**Page text**

Supplementary Materials
Data Availability Statement
GBD study 2021 data sources were available online from Global Health Data exchange tool (https://collab2021.healthdata.org/gbd-results/). The genome-wide association study summary data of risk factors and RHD in this study came from the publicly available IEU OpenGWAS project, at https://gwas.mrcieu.ac.uk/. The code related to the data processing and analysis is freely available from GitHub (https://github.com/onethird-lab/RHD_code).
Perspectives.
COMPETENCY IN MEDICAL KNOWLEDGE: This study demonstrates that RHD remains a significant public health concern, with women and regions exhibiting low-to-middle SDI levels experiencing the greatest burden. This underscores the pivotal role of both sex and socioeconomic factors in health care access, disease progression, and outcomes. MR provides higher-level evidence that modifiable risk factors, such as high systolic blood pressure and high BMI, are causally related to RHD.

**Items listed in a dataset**
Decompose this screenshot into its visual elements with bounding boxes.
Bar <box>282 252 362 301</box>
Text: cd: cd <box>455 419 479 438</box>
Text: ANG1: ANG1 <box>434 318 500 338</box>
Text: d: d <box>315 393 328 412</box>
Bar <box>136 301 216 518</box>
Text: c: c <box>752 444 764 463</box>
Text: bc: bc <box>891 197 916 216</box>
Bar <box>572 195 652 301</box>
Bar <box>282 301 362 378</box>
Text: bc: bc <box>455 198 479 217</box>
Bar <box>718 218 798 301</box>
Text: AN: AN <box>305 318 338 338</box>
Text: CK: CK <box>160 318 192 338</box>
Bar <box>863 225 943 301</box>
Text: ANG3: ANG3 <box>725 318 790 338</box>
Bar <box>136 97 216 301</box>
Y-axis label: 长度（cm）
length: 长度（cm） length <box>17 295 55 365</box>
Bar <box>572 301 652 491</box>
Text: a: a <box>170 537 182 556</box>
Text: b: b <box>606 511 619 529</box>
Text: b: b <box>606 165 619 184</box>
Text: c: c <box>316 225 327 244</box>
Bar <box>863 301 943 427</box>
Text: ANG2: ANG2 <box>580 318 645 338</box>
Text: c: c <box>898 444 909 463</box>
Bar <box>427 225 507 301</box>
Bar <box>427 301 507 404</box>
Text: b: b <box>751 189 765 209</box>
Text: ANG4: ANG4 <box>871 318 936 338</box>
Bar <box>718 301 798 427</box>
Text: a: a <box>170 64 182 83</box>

**Exercise objective**
Summarize the page text in two sentences. Rely only on the page text to do the task.

**Task output**
The page text says that the GBD study 2021 data, the genome-wide association study summary data, and the data processing and analysis code are available online from the Global Health Data exchange tool, the IEU OpenGWAS project, and GitHub. It also reports that RHD remains a significant public health concern, with the greatest burden on women and low-to-middle SDI regions, and that MR provides evidence that high systolic blood pressure and high BMI are causally related to RHD.